[Collected data entries]
————

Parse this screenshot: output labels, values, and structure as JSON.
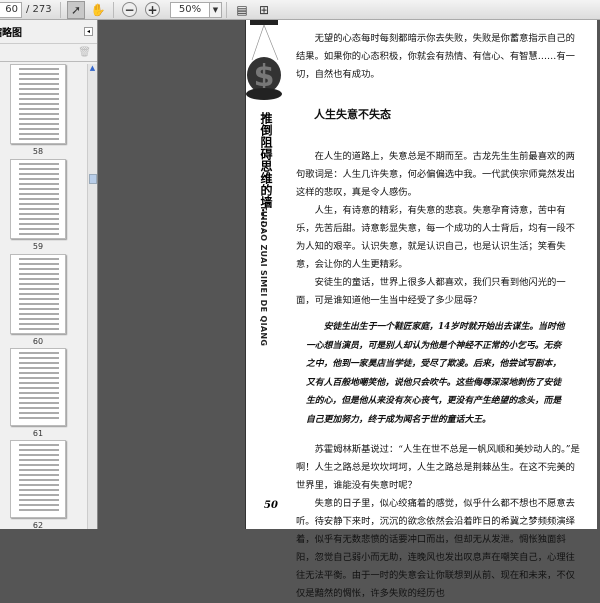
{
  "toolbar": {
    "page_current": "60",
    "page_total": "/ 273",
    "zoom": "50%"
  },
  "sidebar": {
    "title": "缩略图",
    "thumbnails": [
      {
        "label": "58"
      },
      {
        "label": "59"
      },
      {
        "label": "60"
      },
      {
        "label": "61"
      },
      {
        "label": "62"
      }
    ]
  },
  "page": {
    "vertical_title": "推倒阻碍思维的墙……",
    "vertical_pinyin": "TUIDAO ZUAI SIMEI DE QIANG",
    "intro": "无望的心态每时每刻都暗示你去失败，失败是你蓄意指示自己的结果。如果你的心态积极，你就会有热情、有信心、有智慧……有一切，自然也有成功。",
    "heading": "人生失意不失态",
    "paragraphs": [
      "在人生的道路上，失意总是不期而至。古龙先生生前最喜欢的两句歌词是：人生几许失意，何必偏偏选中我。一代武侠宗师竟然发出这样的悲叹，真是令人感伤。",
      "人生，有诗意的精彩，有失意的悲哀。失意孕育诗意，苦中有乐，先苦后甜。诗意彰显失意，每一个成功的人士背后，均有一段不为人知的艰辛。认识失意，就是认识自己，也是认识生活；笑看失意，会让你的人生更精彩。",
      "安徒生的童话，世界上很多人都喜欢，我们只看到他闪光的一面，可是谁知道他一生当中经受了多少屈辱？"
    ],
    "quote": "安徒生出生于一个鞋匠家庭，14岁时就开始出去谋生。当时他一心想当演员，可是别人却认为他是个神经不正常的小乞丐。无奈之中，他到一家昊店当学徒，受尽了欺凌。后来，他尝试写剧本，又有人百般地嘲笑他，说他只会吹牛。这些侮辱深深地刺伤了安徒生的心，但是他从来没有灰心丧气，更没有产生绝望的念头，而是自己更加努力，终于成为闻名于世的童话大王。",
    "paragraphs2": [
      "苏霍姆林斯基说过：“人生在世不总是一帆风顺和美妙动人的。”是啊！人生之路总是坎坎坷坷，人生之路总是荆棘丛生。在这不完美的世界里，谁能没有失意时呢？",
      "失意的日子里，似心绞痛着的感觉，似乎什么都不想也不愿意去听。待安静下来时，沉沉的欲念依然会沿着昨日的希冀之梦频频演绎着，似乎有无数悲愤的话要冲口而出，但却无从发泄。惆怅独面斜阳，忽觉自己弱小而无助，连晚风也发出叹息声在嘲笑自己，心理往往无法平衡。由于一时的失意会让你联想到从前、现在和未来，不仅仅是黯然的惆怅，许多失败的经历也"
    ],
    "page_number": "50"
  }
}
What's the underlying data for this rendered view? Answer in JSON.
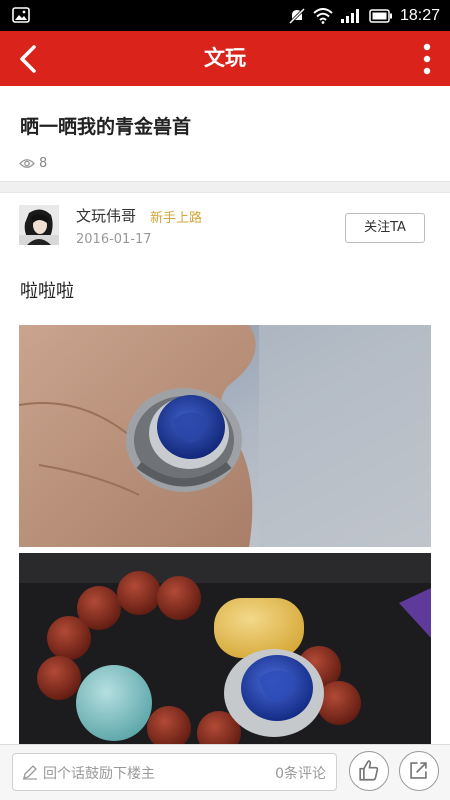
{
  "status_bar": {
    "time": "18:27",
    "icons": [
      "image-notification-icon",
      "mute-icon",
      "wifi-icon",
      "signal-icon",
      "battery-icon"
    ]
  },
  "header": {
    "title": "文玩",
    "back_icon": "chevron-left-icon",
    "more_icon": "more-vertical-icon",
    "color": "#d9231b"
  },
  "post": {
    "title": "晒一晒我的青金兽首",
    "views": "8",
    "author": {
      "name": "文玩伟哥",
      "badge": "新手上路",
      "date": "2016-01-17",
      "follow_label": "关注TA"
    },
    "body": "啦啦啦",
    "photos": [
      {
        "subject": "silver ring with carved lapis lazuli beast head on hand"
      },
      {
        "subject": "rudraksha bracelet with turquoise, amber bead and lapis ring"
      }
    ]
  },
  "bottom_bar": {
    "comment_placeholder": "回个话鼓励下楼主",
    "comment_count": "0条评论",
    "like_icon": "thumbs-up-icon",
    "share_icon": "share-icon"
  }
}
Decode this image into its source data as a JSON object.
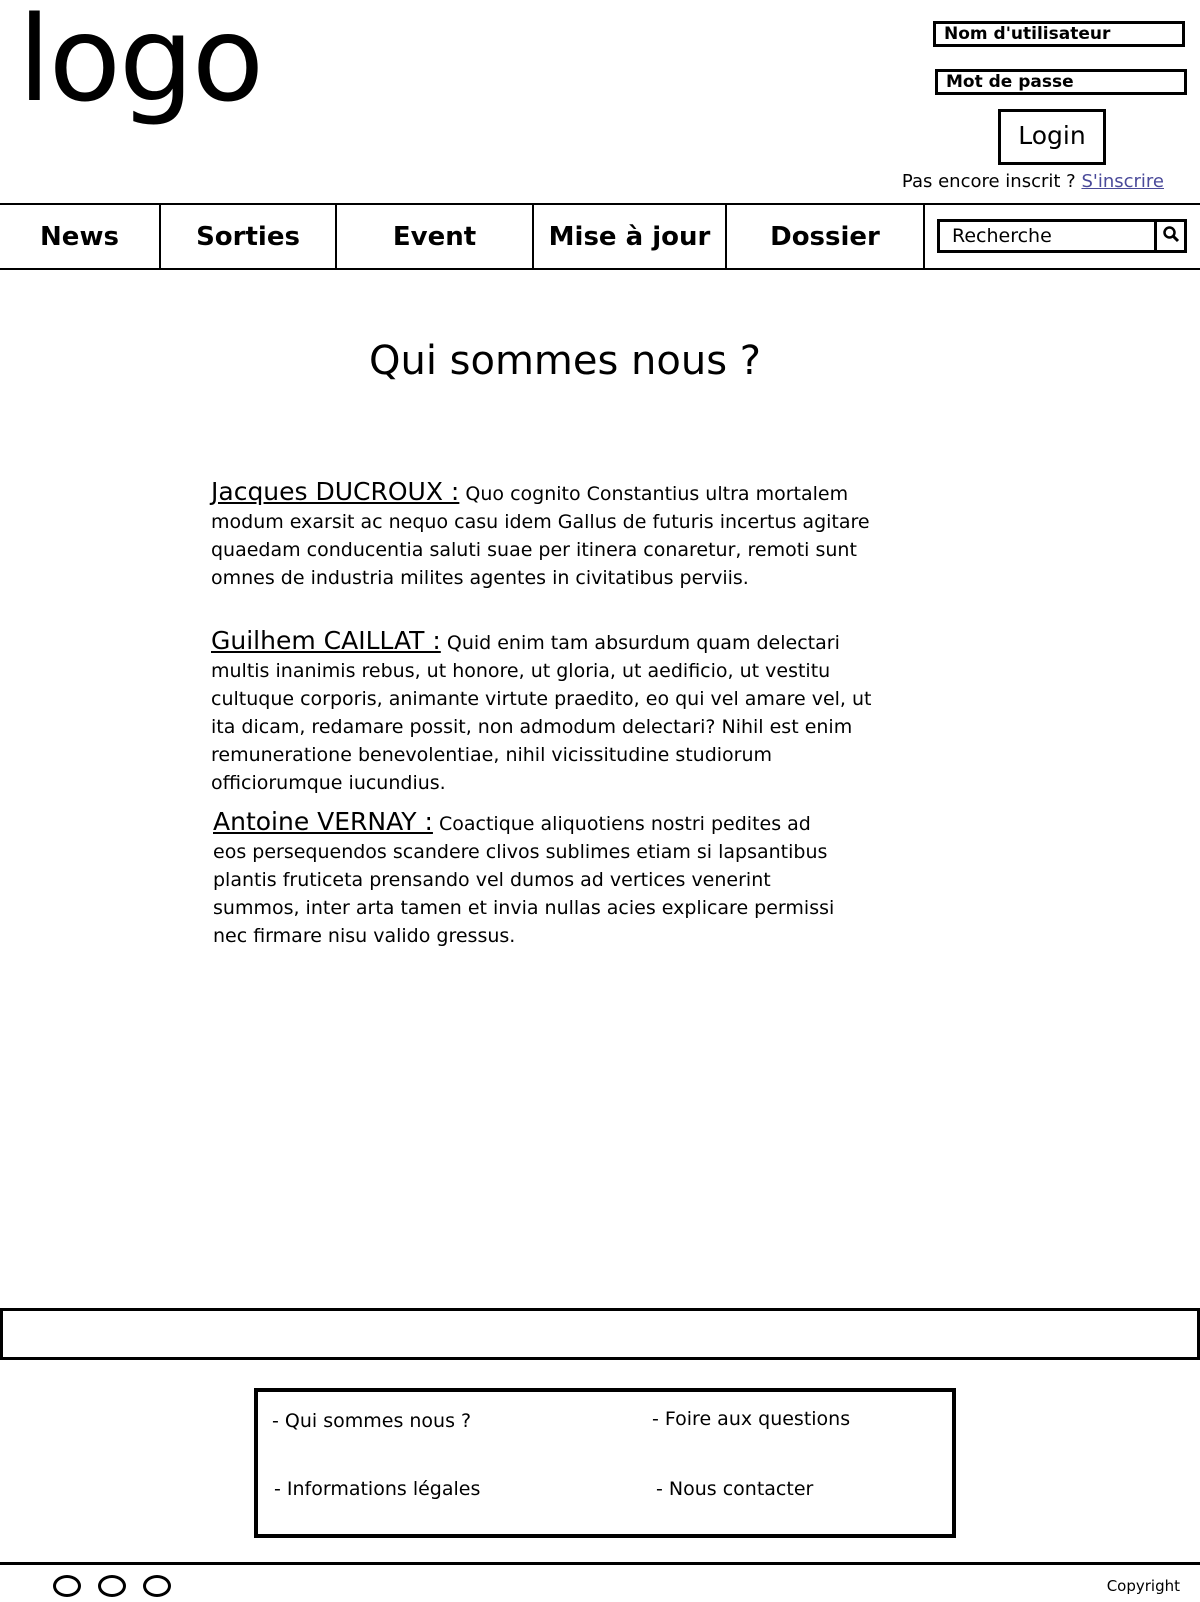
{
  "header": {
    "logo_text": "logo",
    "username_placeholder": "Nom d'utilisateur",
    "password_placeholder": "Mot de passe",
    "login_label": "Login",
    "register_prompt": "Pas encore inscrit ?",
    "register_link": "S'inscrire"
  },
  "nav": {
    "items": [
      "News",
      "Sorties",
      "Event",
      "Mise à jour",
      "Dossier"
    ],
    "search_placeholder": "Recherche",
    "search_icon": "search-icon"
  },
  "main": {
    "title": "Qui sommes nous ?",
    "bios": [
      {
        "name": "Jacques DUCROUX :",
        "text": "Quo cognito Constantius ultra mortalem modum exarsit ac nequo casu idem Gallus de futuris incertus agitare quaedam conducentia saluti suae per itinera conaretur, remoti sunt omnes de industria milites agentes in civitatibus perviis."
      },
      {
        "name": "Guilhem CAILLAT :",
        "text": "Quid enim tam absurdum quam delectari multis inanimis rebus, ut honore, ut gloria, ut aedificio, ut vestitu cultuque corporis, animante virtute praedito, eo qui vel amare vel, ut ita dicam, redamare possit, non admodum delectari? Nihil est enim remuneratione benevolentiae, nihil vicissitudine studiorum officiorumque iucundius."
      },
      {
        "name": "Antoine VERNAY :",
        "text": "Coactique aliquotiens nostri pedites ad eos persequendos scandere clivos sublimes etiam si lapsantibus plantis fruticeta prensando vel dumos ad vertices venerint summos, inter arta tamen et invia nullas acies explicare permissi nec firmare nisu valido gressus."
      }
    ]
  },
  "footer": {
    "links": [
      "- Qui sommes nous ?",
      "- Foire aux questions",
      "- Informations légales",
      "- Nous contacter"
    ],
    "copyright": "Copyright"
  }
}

————

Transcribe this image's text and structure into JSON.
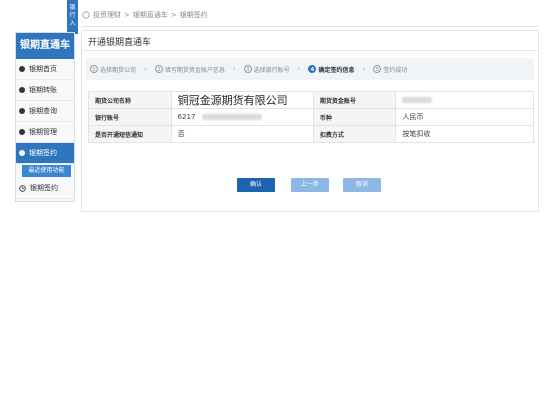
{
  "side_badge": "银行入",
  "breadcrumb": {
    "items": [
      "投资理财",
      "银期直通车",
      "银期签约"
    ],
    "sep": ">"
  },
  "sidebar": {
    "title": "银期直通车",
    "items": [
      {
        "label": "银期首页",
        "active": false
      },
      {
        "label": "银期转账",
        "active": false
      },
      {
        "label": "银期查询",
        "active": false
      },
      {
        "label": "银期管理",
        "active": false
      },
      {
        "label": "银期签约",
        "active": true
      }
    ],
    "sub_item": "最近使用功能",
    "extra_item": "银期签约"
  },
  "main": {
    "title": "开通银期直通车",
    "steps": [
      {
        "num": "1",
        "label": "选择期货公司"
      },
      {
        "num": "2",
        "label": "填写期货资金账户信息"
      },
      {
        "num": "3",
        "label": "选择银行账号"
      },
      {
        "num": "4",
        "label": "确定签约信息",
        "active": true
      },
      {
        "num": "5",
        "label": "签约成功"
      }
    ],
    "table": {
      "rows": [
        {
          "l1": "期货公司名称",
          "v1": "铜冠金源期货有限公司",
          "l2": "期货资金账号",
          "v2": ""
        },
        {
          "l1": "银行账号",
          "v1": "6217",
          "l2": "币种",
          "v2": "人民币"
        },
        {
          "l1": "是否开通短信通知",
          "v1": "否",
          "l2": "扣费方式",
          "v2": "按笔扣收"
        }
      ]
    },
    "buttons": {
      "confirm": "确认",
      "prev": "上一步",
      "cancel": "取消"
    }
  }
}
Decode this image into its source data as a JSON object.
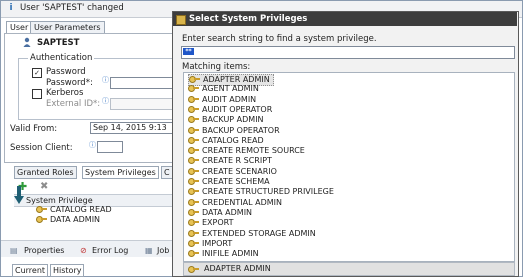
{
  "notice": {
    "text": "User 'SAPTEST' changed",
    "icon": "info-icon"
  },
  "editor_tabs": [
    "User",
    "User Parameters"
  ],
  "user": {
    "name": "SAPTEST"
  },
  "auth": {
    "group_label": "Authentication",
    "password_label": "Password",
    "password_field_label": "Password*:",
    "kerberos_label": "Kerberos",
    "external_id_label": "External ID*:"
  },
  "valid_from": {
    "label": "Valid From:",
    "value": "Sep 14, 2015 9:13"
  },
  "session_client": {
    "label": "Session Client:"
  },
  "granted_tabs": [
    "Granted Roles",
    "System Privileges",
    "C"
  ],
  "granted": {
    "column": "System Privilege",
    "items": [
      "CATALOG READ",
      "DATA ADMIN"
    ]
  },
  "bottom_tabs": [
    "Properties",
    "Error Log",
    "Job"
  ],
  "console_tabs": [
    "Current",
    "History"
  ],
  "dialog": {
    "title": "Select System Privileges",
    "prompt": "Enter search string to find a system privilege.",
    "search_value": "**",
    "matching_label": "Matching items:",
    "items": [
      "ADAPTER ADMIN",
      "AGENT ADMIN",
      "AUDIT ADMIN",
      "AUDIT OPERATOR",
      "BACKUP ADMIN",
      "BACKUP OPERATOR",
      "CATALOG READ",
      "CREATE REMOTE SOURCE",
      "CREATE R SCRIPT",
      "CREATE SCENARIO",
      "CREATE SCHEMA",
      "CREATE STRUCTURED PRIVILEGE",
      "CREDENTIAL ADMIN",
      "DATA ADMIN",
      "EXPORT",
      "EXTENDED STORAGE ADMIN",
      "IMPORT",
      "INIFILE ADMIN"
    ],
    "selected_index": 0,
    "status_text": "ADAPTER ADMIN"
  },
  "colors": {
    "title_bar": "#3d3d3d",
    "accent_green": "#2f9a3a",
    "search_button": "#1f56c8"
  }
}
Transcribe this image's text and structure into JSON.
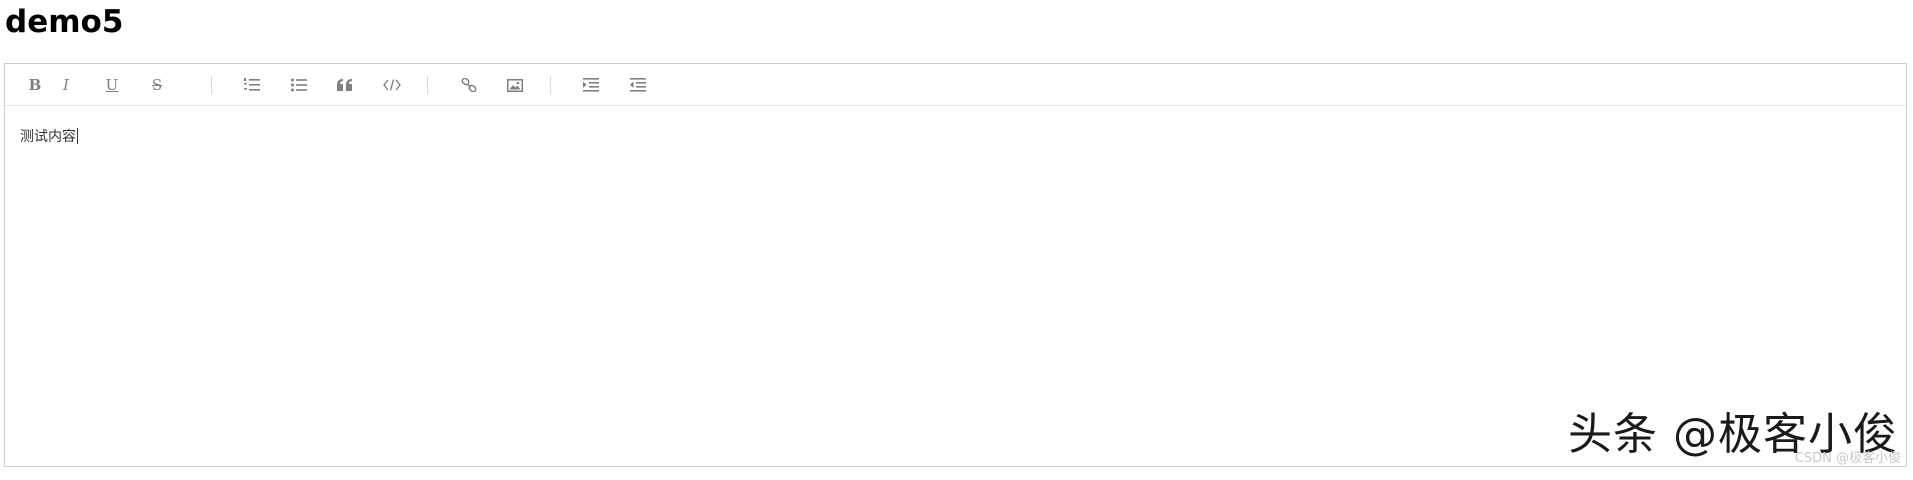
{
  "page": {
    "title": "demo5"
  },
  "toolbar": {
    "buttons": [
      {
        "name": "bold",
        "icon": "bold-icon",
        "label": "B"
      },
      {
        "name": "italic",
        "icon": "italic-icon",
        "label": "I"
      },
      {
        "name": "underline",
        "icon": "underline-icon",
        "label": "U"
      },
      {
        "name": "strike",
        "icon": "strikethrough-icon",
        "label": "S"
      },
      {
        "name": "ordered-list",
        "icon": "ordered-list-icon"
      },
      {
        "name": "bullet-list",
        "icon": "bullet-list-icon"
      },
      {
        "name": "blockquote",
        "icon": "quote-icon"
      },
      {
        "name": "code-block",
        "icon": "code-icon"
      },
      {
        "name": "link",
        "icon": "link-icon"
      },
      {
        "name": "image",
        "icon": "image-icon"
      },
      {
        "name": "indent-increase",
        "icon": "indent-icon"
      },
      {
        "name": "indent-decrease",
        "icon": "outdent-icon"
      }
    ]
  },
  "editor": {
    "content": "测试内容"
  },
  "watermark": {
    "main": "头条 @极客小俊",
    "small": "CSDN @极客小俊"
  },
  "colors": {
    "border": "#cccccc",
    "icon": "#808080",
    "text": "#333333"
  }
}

————

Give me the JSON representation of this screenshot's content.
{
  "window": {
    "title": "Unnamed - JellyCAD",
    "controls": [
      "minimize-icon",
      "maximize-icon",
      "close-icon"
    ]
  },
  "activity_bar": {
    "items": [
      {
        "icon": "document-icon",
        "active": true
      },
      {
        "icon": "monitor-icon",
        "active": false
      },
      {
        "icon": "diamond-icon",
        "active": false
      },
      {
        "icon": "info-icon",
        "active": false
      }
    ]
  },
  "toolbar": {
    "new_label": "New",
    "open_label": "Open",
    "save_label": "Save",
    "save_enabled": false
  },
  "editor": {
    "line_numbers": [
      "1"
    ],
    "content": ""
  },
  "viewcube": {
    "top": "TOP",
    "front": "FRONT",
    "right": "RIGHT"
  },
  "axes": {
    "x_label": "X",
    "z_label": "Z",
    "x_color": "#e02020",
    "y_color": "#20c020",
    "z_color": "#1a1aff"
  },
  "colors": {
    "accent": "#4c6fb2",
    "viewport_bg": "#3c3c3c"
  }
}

————

Lines holding the word "this" in the entries above are the ones to pull out. Copy them all.

# [Exercise output]
Parse this screenshot: output labels, values, and structure as JSON.
What's the underlying data for this rendered view? Answer in JSON.
Decode this image into its source data as a JSON object.
Transcribe this image's text and structure into JSON.
Decode this image into its source data as a JSON object.
Transcribe this image's text and structure into JSON.
Give me the JSON representation of this screenshot's content.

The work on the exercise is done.